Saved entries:
^^^^^^^^^^^^^^^^

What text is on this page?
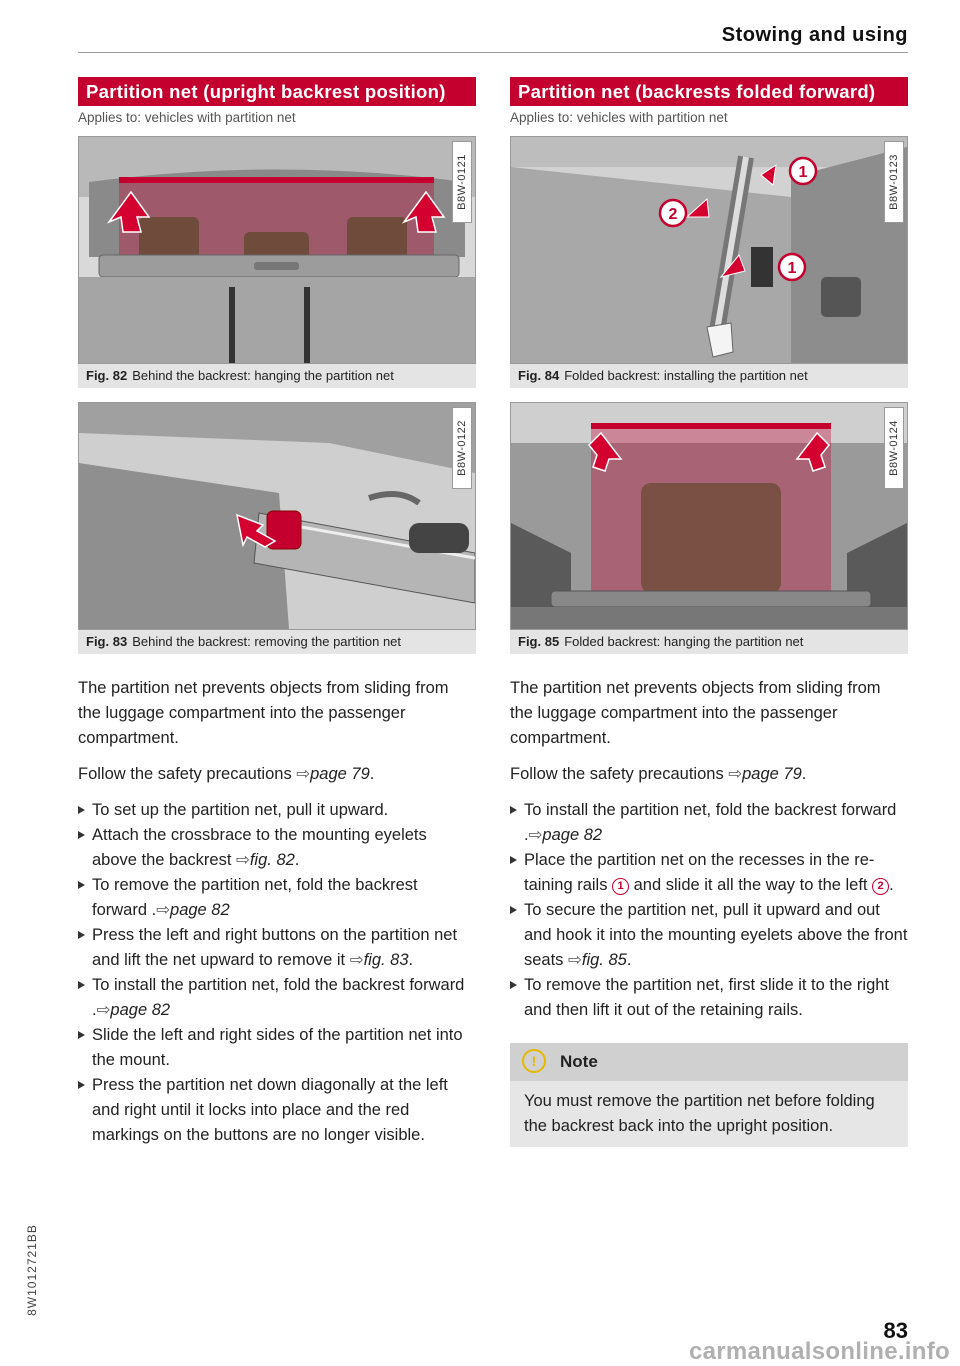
Stowing and using
Partition net (upright backrest position)
Applies to: vehicles with partition net
B8W-0121
Fig. 82 Behind the backrest: hanging the partition net
B8W-0122
Fig. 83 Behind the backrest: removing the partition net

The partition net prevents objects from sliding from the luggage compartment into the passenger compartment.

Follow the safety precautions ⇨page 79.

To set up the partition net, pull it upward.
Attach the crossbrace to the mounting eyelets above the backrest ⇨fig. 82.
To remove the partition net, fold the backrest forward .⇨page 82
Press the left and right buttons on the partition net and lift the net upward to remove it ⇨fig. 83.
To install the partition net, fold the backrest forward .⇨page 82
Slide the left and right sides of the partition net into the mount.
Press the partition net down diagonally at the left and right until it locks into place and the red markings on the buttons are no longer visible.
Partition net (backrests folded forward)
Applies to: vehicles with partition net
1
1
2
B8W-0123
Fig. 84 Folded backrest: installing the partition net
B8W-0124
Fig. 85 Folded backrest: hanging the partition net

The partition net prevents objects from sliding from the luggage compartment into the passenger compartment.

Follow the safety precautions ⇨page 79.

To install the partition net, fold the backrest forward .⇨page 82
Place the partition net on the recesses in the retaining rails 1 and slide it all the way to the left 2 .
To secure the partition net, pull it upward and out and hook it into the mounting eyelets above the front seats ⇨fig. 85.
To remove the partition net, first slide it to the right and then lift it out of the retaining rails.
! Note
You must remove the partition net before folding the backrest back into the upright position.
8W1012721BB
83
carmanualsonline.info
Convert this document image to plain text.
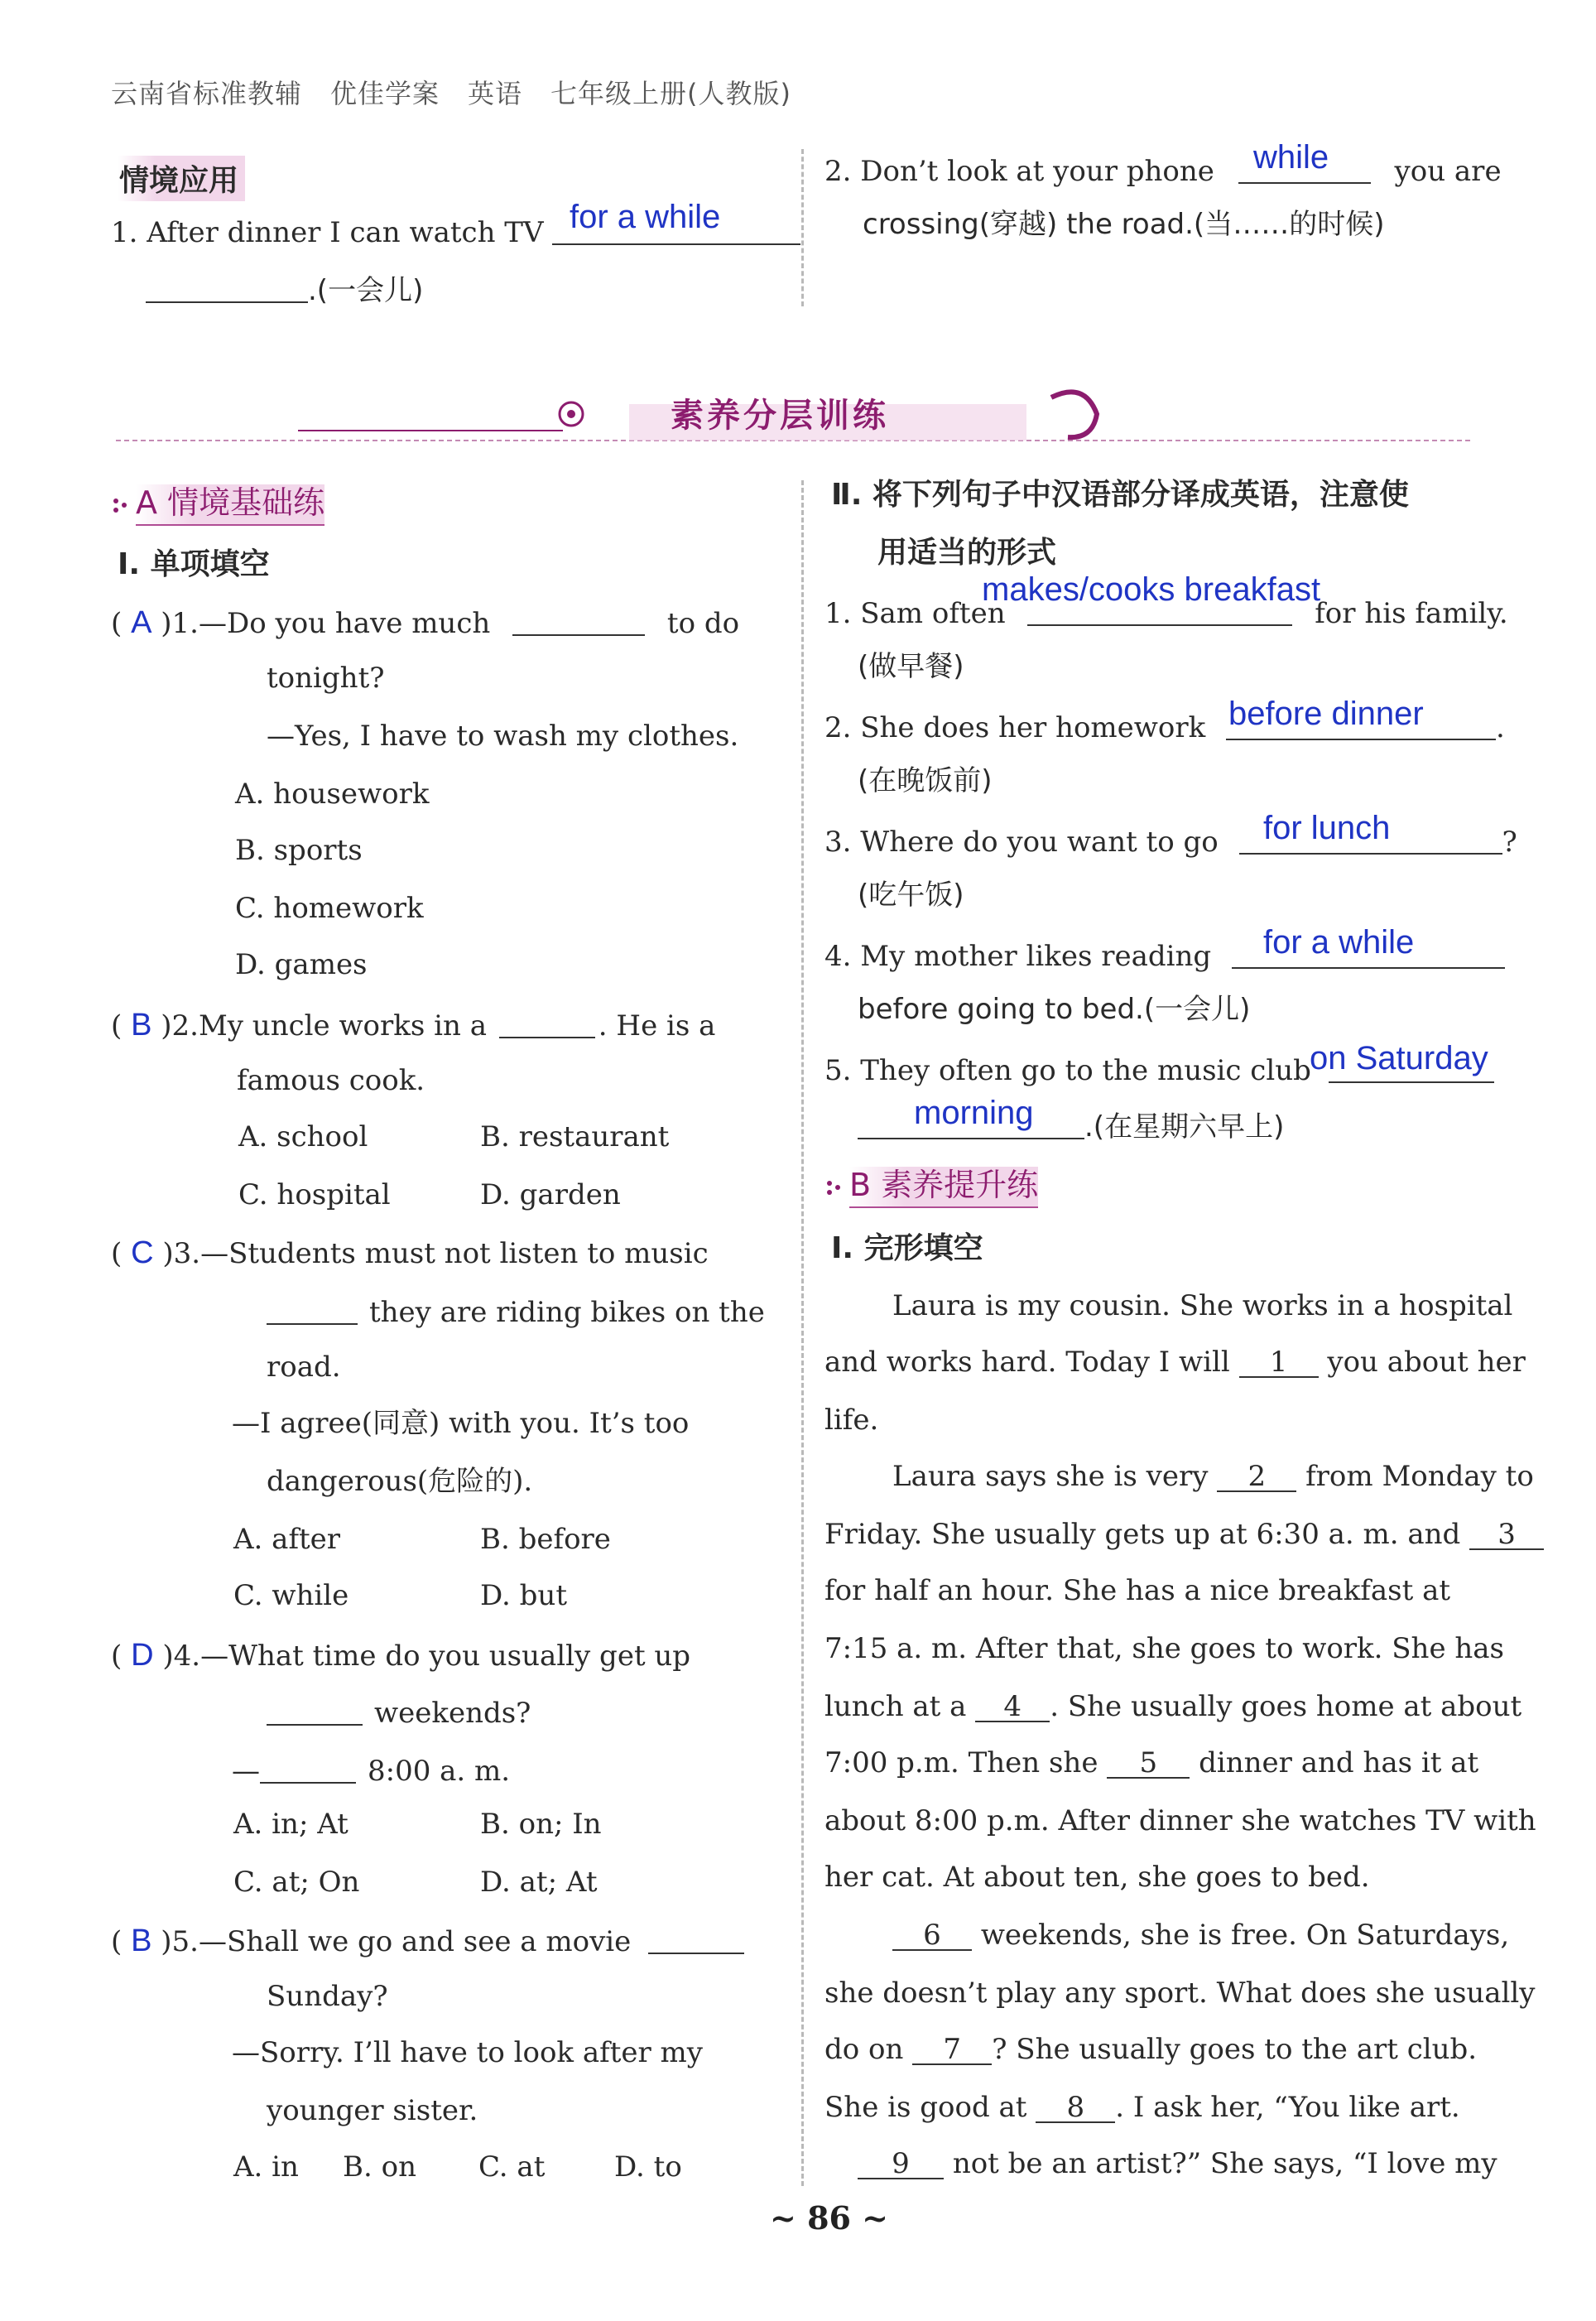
云南省标准教辅 优佳学案 英语 七年级上册(人教版)
情境应用
1. After dinner I can watch TV for a while
.(一会儿)
2. Don’t look at your phone	you are
while
crossing(穿越) the road.(当……的时候)
素养分层训练
A 情境基础练
Ⅰ. 单项填空
( A )1.—Do you have much	to do
tonight?
—Yes, I have to wash my clothes.
A. housework
B. sports
C. homework
D. games
( B )2.My uncle works in a	. He is a
famous cook.
A. school	B. restaurant
C. hospital	D. garden
( C )3.—Students must not listen to music
they are riding bikes on the
road.
—I agree(同意) with you. It’s too
dangerous(危险的).
A. after	B. before
C. while	D. but
( D )4.—What time do you usually get up
weekends?
—	8:00 a. m.
A. in; At	B. on; In
C. at; On	D. at; At
( B )5.—Shall we go and see a movie
Sunday?
—Sorry. I’ll have to look after my
younger sister.
A. in B. on C. at D. to
Ⅱ. 将下列句子中汉语部分译成英语，注意使
用适当的形式
1. Sam often	for his family.
makes/cooks breakfast
(做早餐)
2. She does her homework	.
before dinner
(在晚饭前)
3. Where do you want to go	?
for lunch
(吃午饭)
4. My mother likes reading	for a while
before going to bed.(一会儿)
5. They often go to the music club
on Saturday
.(在星期六早上)
morning
B 素养提升练
Ⅰ. 完形填空
Laura is my cousin. She works in a hospital
and works hard. Today I will 1 you about her
life.
Laura says she is very 2 from Monday to
Friday. She usually gets up at 6:30 a. m. and 3
for half an hour. She has a nice breakfast at
7:15 a. m. After that, she goes to work. She has
lunch at a 4 . She usually goes home at about
7:00 p.m. Then she 5 dinner and has it at
about 8:00 p.m. After dinner she watches TV with
her cat. At about ten, she goes to bed.
6 weekends, she is free. On Saturdays,
she doesn’t play any sport. What does she usually
do on 7 ? She usually goes to the art club.
She is good at 8 . I ask her, “You like art.
9 not be an artist?” She says, “I love my
~ 86 ~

^^^^^^^^^^^^^^^^

▶ **EXERCISE OBJECTIVE**:
Give the number of lines in the material above that have the word "hospital" in them, and nothing more.

▶ **ANSWER FOR THIS EXERCISE**:
2